#### What the task requires
Word for word, retype every entry in the listing.

#### Provided records
# # #

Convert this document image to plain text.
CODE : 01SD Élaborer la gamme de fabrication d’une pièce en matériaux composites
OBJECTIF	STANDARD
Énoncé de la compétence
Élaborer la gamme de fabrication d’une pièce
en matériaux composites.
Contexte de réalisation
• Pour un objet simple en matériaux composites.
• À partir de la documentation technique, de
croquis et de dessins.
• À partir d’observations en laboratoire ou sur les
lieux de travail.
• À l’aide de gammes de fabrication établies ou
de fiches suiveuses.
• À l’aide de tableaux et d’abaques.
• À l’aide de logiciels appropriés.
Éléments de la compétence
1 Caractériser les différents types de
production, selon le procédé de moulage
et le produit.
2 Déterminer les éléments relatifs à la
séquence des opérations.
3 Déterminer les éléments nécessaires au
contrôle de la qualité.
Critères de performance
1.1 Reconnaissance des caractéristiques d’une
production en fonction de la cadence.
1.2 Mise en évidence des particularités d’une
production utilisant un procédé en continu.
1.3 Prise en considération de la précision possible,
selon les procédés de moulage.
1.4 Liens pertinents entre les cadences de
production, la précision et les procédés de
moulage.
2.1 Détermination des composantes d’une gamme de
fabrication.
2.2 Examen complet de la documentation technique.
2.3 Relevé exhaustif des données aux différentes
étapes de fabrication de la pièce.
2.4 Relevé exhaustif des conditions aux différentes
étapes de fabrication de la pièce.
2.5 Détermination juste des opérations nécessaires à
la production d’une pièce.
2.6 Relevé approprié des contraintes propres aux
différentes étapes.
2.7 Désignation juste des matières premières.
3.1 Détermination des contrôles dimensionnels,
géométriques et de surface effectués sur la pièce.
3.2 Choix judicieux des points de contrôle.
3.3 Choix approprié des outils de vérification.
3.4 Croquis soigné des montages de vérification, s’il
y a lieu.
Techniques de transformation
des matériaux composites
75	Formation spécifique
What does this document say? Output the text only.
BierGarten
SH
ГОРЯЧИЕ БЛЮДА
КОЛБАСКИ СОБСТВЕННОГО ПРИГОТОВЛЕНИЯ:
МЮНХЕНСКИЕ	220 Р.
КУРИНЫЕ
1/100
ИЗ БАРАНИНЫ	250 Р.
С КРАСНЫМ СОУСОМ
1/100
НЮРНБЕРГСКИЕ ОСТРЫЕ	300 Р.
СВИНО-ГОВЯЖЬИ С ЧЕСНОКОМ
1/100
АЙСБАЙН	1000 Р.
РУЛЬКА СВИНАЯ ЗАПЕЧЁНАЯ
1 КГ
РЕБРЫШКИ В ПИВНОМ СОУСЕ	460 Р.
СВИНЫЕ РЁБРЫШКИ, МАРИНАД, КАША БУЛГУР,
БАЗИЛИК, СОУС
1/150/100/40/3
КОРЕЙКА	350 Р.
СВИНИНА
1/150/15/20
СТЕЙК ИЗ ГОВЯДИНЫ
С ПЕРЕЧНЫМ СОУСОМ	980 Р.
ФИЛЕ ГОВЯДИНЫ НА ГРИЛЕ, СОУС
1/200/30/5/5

# # #

#### Reply
Convert this document image to plain text.
CODE : 01SD Élaborer la gamme de fabrication d’une pièce en matériaux composites
OBJECTIF	STANDARD
Énoncé de la compétence
Élaborer la gamme de fabrication d’une pièce
en matériaux composites.
Contexte de réalisation
• Pour un objet simple en matériaux composites.
• À partir de la documentation technique, de
croquis et de dessins.
• À partir d’observations en laboratoire ou sur les
lieux de travail.
• À l’aide de gammes de fabrication établies ou
de fiches suiveuses.
• À l’aide de tableaux et d’abaques.
• À l’aide de logiciels appropriés.
Éléments de la compétence
1 Caractériser les différents types de
production, selon le procédé de moulage
et le produit.
2 Déterminer les éléments relatifs à la
séquence des opérations.
3 Déterminer les éléments nécessaires au
contrôle de la qualité.
Critères de performance
1.1 Reconnaissance des caractéristiques d’une
production en fonction de la cadence.
1.2 Mise en évidence des particularités d’une
production utilisant un procédé en continu.
1.3 Prise en considération de la précision possible,
selon les procédés de moulage.
1.4 Liens pertinents entre les cadences de
production, la précision et les procédés de
moulage.
2.1 Détermination des composantes d’une gamme de
fabrication.
2.2 Examen complet de la documentation technique.
2.3 Relevé exhaustif des données aux différentes
étapes de fabrication de la pièce.
2.4 Relevé exhaustif des conditions aux différentes
étapes de fabrication de la pièce.
2.5 Détermination juste des opérations nécessaires à
la production d’une pièce.
2.6 Relevé approprié des contraintes propres aux
différentes étapes.
2.7 Désignation juste des matières premières.
3.1 Détermination des contrôles dimensionnels,
géométriques et de surface effectués sur la pièce.
3.2 Choix judicieux des points de contrôle.
3.3 Choix approprié des outils de vérification.
3.4 Croquis soigné des montages de vérification, s’il
y a lieu.
Techniques de transformation
des matériaux composites
75	Formation spécifique
What does this document say? Output the text only.
BierGarten
SH
ГОРЯЧИЕ БЛЮДА
КОЛБАСКИ СОБСТВЕННОГО ПРИГОТОВЛЕНИЯ:
МЮНХЕНСКИЕ	220 Р.
КУРИНЫЕ
1/100
ИЗ БАРАНИНЫ	250 Р.
С КРАСНЫМ СОУСОМ
1/100
НЮРНБЕРГСКИЕ ОСТРЫЕ	300 Р.
СВИНО-ГОВЯЖЬИ С ЧЕСНОКОМ
1/100
АЙСБАЙН	1000 Р.
РУЛЬКА СВИНАЯ ЗАПЕЧЁНАЯ
1 КГ
РЕБРЫШКИ В ПИВНОМ СОУСЕ	460 Р.
СВИНЫЕ РЁБРЫШКИ, МАРИНАД, КАША БУЛГУР,
БАЗИЛИК, СОУС
1/150/100/40/3
КОРЕЙКА	350 Р.
СВИНИНА
1/150/15/20
СТЕЙК ИЗ ГОВЯДИНЫ
С ПЕРЕЧНЫМ СОУСОМ	980 Р.
ФИЛЕ ГОВЯДИНЫ НА ГРИЛЕ, СОУС
1/200/30/5/5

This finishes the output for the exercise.